• WORK INSTRUCTIONS:
Retype all of the following rows exactly as they appear, leaving out the pictures.

• DATA RECORDS:
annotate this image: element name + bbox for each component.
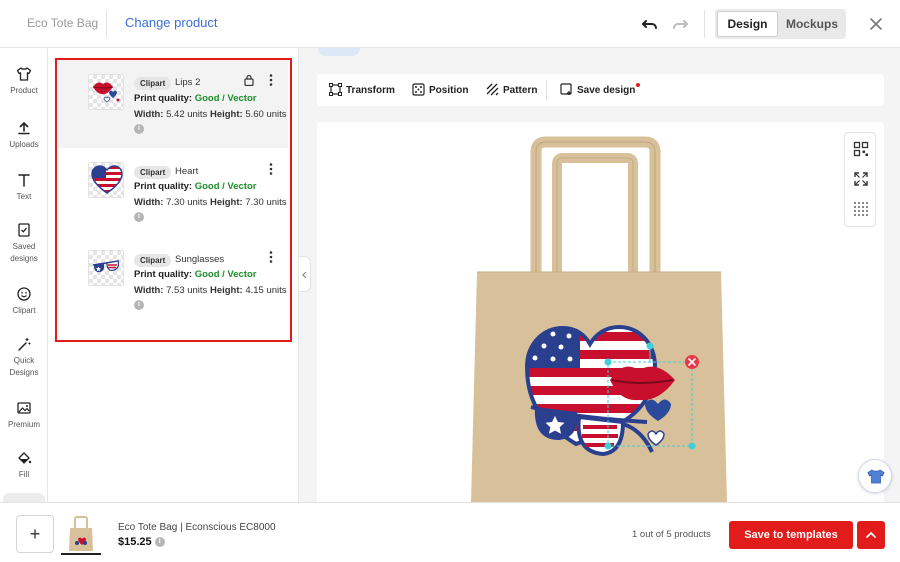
product-price: $15.25 xyxy=(118,536,152,548)
add-product-button[interactable]: + xyxy=(16,515,54,553)
paint-bucket-icon xyxy=(18,452,32,464)
position-label: Position xyxy=(429,85,469,96)
tshirt-icon xyxy=(867,469,885,484)
tab-design[interactable]: Design xyxy=(717,11,778,37)
nav-clipart[interactable]: Clipart xyxy=(0,286,48,317)
divider xyxy=(546,80,547,100)
info-icon[interactable]: i xyxy=(154,537,165,548)
design-canvas[interactable] xyxy=(317,122,884,502)
nav-text[interactable]: Text xyxy=(0,172,48,203)
nav-product[interactable]: Product xyxy=(0,66,48,97)
transform-label: Transform xyxy=(346,85,395,96)
nav-label: Uploads xyxy=(9,140,39,149)
product-thumbnail[interactable] xyxy=(61,513,101,555)
bottom-bar: + Eco Tote Bag | Econscious EC8000 $15.2… xyxy=(0,502,900,562)
text-icon xyxy=(18,174,30,187)
mode-toggle: Design Mockups xyxy=(715,9,846,39)
divider xyxy=(106,10,107,38)
pattern-icon xyxy=(486,83,499,96)
product-title: Eco Tote Bag | Econscious EC8000 xyxy=(118,522,276,533)
rotate-handle[interactable] xyxy=(646,342,654,350)
left-nav: Product Uploads Text Saved designs Clipa… xyxy=(0,48,48,503)
transform-button[interactable]: Transform xyxy=(329,83,395,96)
position-button[interactable]: Position xyxy=(412,83,468,96)
canvas-tools xyxy=(844,132,876,227)
design-toolbar: Transform Position Pattern Save design xyxy=(317,74,884,106)
undo-icon[interactable] xyxy=(640,14,660,34)
tote-thumbnail-icon xyxy=(69,516,93,551)
close-icon[interactable] xyxy=(866,14,886,34)
pattern-button[interactable]: Pattern xyxy=(486,83,537,96)
pattern-label: Pattern xyxy=(503,85,538,96)
upload-icon xyxy=(18,122,30,135)
magic-wand-icon xyxy=(18,338,31,351)
view-indicator xyxy=(318,48,360,56)
tab-mockups[interactable]: Mockups xyxy=(781,11,843,37)
expand-options-button[interactable] xyxy=(857,521,885,549)
nav-saved-designs[interactable]: Saved designs xyxy=(0,222,48,265)
redo-icon[interactable] xyxy=(670,14,690,34)
divider xyxy=(704,10,705,38)
change-product-link[interactable]: Change product xyxy=(125,15,218,30)
unsaved-indicator xyxy=(636,83,641,87)
dotted-grid-icon[interactable] xyxy=(853,201,869,217)
nav-label: Quick Designs xyxy=(9,356,39,377)
save-design-button[interactable]: Save design xyxy=(560,83,641,96)
product-price-row: $15.25 i xyxy=(118,536,165,548)
chevron-up-icon xyxy=(866,532,876,538)
save-to-templates-button[interactable]: Save to templates xyxy=(729,521,853,549)
nav-quick-designs[interactable]: Quick Designs xyxy=(0,336,48,379)
nav-label: Clipart xyxy=(12,306,36,315)
chevron-left-icon xyxy=(302,271,307,279)
nav-label: Premium xyxy=(7,420,40,429)
smiley-icon xyxy=(17,287,31,301)
product-colors-button[interactable] xyxy=(858,459,892,493)
save-design-label: Save design xyxy=(577,85,636,96)
nav-fill[interactable]: Fill xyxy=(0,450,48,481)
tote-bag-mockup[interactable] xyxy=(317,122,884,502)
nav-label: Saved designs xyxy=(10,242,38,263)
product-count: 1 out of 5 products xyxy=(632,529,711,540)
tshirt-icon xyxy=(16,67,32,81)
expand-icon[interactable] xyxy=(853,171,869,187)
qr-grid-icon[interactable] xyxy=(853,141,869,157)
saved-designs-icon xyxy=(18,223,30,237)
nav-uploads[interactable]: Uploads xyxy=(0,120,48,151)
collapse-panel-button[interactable] xyxy=(299,256,311,292)
save-design-icon xyxy=(560,83,572,95)
nav-label: Product xyxy=(10,86,38,95)
top-bar: Eco Tote Bag Change product Design Mocku… xyxy=(0,0,900,48)
position-icon xyxy=(412,83,425,96)
nav-label: Text xyxy=(16,192,32,201)
nav-label: Fill xyxy=(18,470,30,479)
transform-icon xyxy=(329,83,342,96)
nav-premium[interactable]: Premium xyxy=(0,400,48,431)
product-name: Eco Tote Bag xyxy=(27,16,99,30)
selection-highlight xyxy=(55,58,292,342)
premium-image-icon xyxy=(17,402,31,414)
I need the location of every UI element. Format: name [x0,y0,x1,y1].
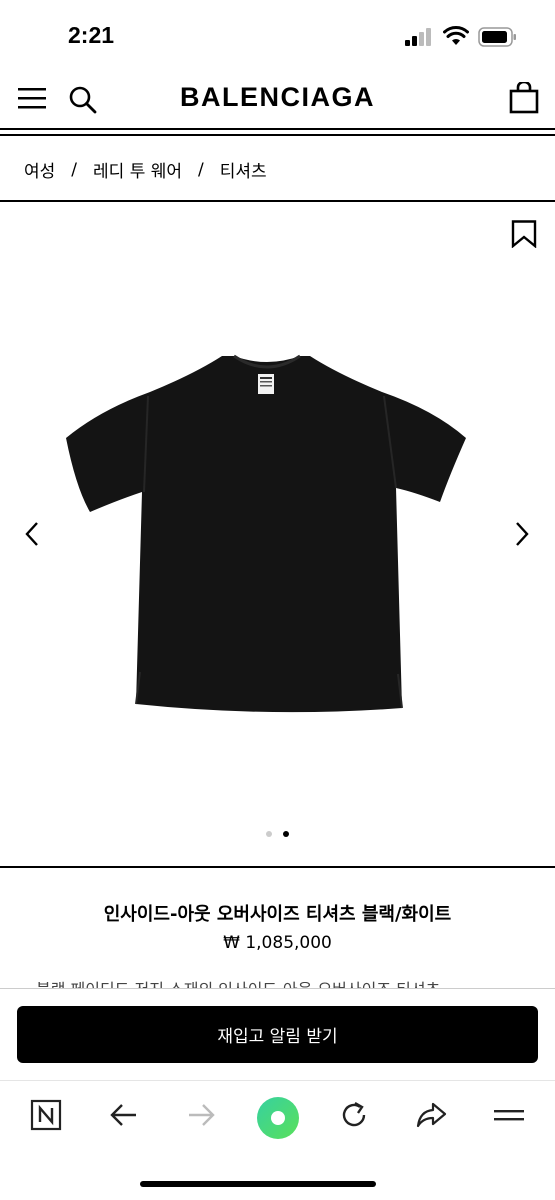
green-dot-icon[interactable] [256,1096,300,1140]
back-arrow-icon[interactable] [108,1099,140,1131]
breadcrumb-item-women[interactable]: 여성 [24,157,55,182]
shopping-bag-icon[interactable] [509,82,539,114]
gallery-dot-active[interactable] [283,831,289,837]
product-title: 인사이드-아웃 오버사이즈 티셔츠 블랙/화이트 [103,904,452,925]
gallery-divider [0,866,555,868]
gallery-pagination [0,831,555,837]
sticky-footer-divider [0,988,555,989]
next-image-arrow-icon[interactable] [512,520,532,548]
status-bar: 2:21 [0,0,555,70]
signal-icon [405,28,431,46]
battery-icon [478,27,516,47]
previous-image-arrow-icon[interactable] [22,520,42,548]
header-divider-second [0,134,555,136]
bookmark-icon[interactable] [511,220,537,248]
product-description-peek: 블랙 페이디드 저지 소재의 인사이드-아웃 오버사이즈 티셔츠 [36,978,526,988]
breadcrumb-item-tshirts[interactable]: 티셔츠 [220,157,267,182]
wifi-icon [443,26,469,45]
restock-notify-button[interactable]: 재입고 알림 받기 [17,1006,538,1063]
home-indicator[interactable] [140,1181,376,1187]
breadcrumb-separator: / [198,159,204,180]
site-header: BALENCIAGA [0,70,555,128]
naver-icon[interactable] [30,1099,62,1131]
forward-arrow-icon[interactable] [185,1099,217,1131]
brand-logo[interactable]: BALENCIAGA [0,82,555,113]
share-icon[interactable] [415,1099,447,1131]
product-image-gallery[interactable] [0,202,555,866]
breadcrumb-item-ready-to-wear[interactable]: 레디 투 웨어 [93,157,182,182]
breadcrumb: 여성 / 레디 투 웨어 / 티셔츠 [24,157,267,183]
product-price: ₩ 1,085,000 [223,933,332,953]
breadcrumb-separator: / [71,159,78,180]
gallery-dot[interactable] [266,831,272,837]
menu-icon[interactable] [492,1099,526,1131]
status-time: 2:21 [68,22,115,48]
refresh-icon[interactable] [338,1099,370,1131]
product-image-tshirt [66,354,466,713]
header-divider [0,128,555,130]
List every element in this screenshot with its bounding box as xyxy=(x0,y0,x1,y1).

• SOLVED PROBLEM:
annotate this image: element name + bbox for each component.
product-price: $15.25 xyxy=(118,536,152,548)
add-product-button[interactable]: + xyxy=(16,515,54,553)
paint-bucket-icon xyxy=(18,452,32,464)
position-label: Position xyxy=(429,85,469,96)
tshirt-icon xyxy=(867,469,885,484)
tab-design[interactable]: Design xyxy=(717,11,778,37)
nav-clipart[interactable]: Clipart xyxy=(0,286,48,317)
divider xyxy=(546,80,547,100)
info-icon[interactable]: i xyxy=(154,537,165,548)
design-canvas[interactable] xyxy=(317,122,884,502)
nav-text[interactable]: Text xyxy=(0,172,48,203)
nav-product[interactable]: Product xyxy=(0,66,48,97)
transform-label: Transform xyxy=(346,85,395,96)
nav-label: Uploads xyxy=(9,140,39,149)
product-thumbnail[interactable] xyxy=(61,513,101,555)
bottom-bar: + Eco Tote Bag | Econscious EC8000 $15.2… xyxy=(0,502,900,562)
text-icon xyxy=(18,174,30,187)
mode-toggle: Design Mockups xyxy=(715,9,846,39)
divider xyxy=(106,10,107,38)
pattern-icon xyxy=(486,83,499,96)
product-title: Eco Tote Bag | Econscious EC8000 xyxy=(118,522,276,533)
rotate-handle[interactable] xyxy=(646,342,654,350)
left-nav: Product Uploads Text Saved designs Clipa… xyxy=(0,48,48,503)
transform-button[interactable]: Transform xyxy=(329,83,395,96)
position-button[interactable]: Position xyxy=(412,83,468,96)
canvas-tools xyxy=(844,132,876,227)
design-toolbar: Transform Position Pattern Save design xyxy=(317,74,884,106)
undo-icon[interactable] xyxy=(640,14,660,34)
tote-thumbnail-icon xyxy=(69,516,93,551)
close-icon[interactable] xyxy=(866,14,886,34)
pattern-button[interactable]: Pattern xyxy=(486,83,537,96)
pattern-label: Pattern xyxy=(503,85,538,96)
upload-icon xyxy=(18,122,30,135)
magic-wand-icon xyxy=(18,338,31,351)
view-indicator xyxy=(318,48,360,56)
tab-mockups[interactable]: Mockups xyxy=(781,11,843,37)
expand-options-button[interactable] xyxy=(857,521,885,549)
nav-saved-designs[interactable]: Saved designs xyxy=(0,222,48,265)
redo-icon[interactable] xyxy=(670,14,690,34)
divider xyxy=(704,10,705,38)
change-product-link[interactable]: Change product xyxy=(125,15,218,30)
unsaved-indicator xyxy=(636,83,641,87)
dotted-grid-icon[interactable] xyxy=(853,201,869,217)
nav-label: Quick Designs xyxy=(9,356,39,377)
save-design-button[interactable]: Save design xyxy=(560,83,641,96)
product-price-row: $15.25 i xyxy=(118,536,165,548)
chevron-up-icon xyxy=(866,532,876,538)
save-to-templates-button[interactable]: Save to templates xyxy=(729,521,853,549)
nav-quick-designs[interactable]: Quick Designs xyxy=(0,336,48,379)
nav-label: Clipart xyxy=(12,306,36,315)
chevron-left-icon xyxy=(302,271,307,279)
nav-label: Premium xyxy=(7,420,40,429)
smiley-icon xyxy=(17,287,31,301)
product-colors-button[interactable] xyxy=(858,459,892,493)
save-design-label: Save design xyxy=(577,85,636,96)
nav-fill[interactable]: Fill xyxy=(0,450,48,481)
tote-bag-mockup[interactable] xyxy=(317,122,884,502)
nav-label: Saved designs xyxy=(10,242,38,263)
product-count: 1 out of 5 products xyxy=(632,529,711,540)
tshirt-icon xyxy=(16,67,32,81)
expand-icon[interactable] xyxy=(853,171,869,187)
qr-grid-icon[interactable] xyxy=(853,141,869,157)
saved-designs-icon xyxy=(18,223,30,237)
nav-uploads[interactable]: Uploads xyxy=(0,120,48,151)
collapse-panel-button[interactable] xyxy=(299,256,311,292)
save-design-icon xyxy=(560,83,572,95)
nav-label: Product xyxy=(10,86,38,95)
top-bar: Eco Tote Bag Change product Design Mocku… xyxy=(0,0,900,48)
position-icon xyxy=(412,83,425,96)
nav-label: Text xyxy=(16,192,32,201)
nav-label: Fill xyxy=(18,470,30,479)
transform-icon xyxy=(329,83,342,96)
nav-premium[interactable]: Premium xyxy=(0,400,48,431)
product-name: Eco Tote Bag xyxy=(27,16,99,30)
selection-highlight xyxy=(55,58,292,342)
premium-image-icon xyxy=(17,402,31,414)
I need the location of every UI element. Format: name [x0,y0,x1,y1].
green-dot-icon[interactable] [256,1096,300,1140]
back-arrow-icon[interactable] [108,1099,140,1131]
breadcrumb-item-women[interactable]: 여성 [24,157,55,182]
shopping-bag-icon[interactable] [509,82,539,114]
gallery-dot-active[interactable] [283,831,289,837]
product-title: 인사이드-아웃 오버사이즈 티셔츠 블랙/화이트 [103,904,452,925]
gallery-divider [0,866,555,868]
gallery-pagination [0,831,555,837]
sticky-footer-divider [0,988,555,989]
next-image-arrow-icon[interactable] [512,520,532,548]
status-bar: 2:21 [0,0,555,70]
signal-icon [405,28,431,46]
battery-icon [478,27,516,47]
previous-image-arrow-icon[interactable] [22,520,42,548]
header-divider-second [0,134,555,136]
bookmark-icon[interactable] [511,220,537,248]
product-description-peek: 블랙 페이디드 저지 소재의 인사이드-아웃 오버사이즈 티셔츠 [36,978,526,988]
breadcrumb-item-tshirts[interactable]: 티셔츠 [220,157,267,182]
wifi-icon [443,26,469,45]
restock-notify-button[interactable]: 재입고 알림 받기 [17,1006,538,1063]
home-indicator[interactable] [140,1181,376,1187]
breadcrumb-separator: / [198,159,204,180]
site-header: BALENCIAGA [0,70,555,128]
naver-icon[interactable] [30,1099,62,1131]
forward-arrow-icon[interactable] [185,1099,217,1131]
brand-logo[interactable]: BALENCIAGA [0,82,555,113]
share-icon[interactable] [415,1099,447,1131]
product-image-gallery[interactable] [0,202,555,866]
breadcrumb-item-ready-to-wear[interactable]: 레디 투 웨어 [93,157,182,182]
breadcrumb: 여성 / 레디 투 웨어 / 티셔츠 [24,157,267,183]
product-price: ₩ 1,085,000 [223,933,332,953]
breadcrumb-separator: / [71,159,78,180]
gallery-dot[interactable] [266,831,272,837]
menu-icon[interactable] [492,1099,526,1131]
status-time: 2:21 [68,22,115,48]
refresh-icon[interactable] [338,1099,370,1131]
product-image-tshirt [66,354,466,713]
header-divider [0,128,555,130]
List every element in this screenshot with its bounding box as xyxy=(x0,y0,x1,y1).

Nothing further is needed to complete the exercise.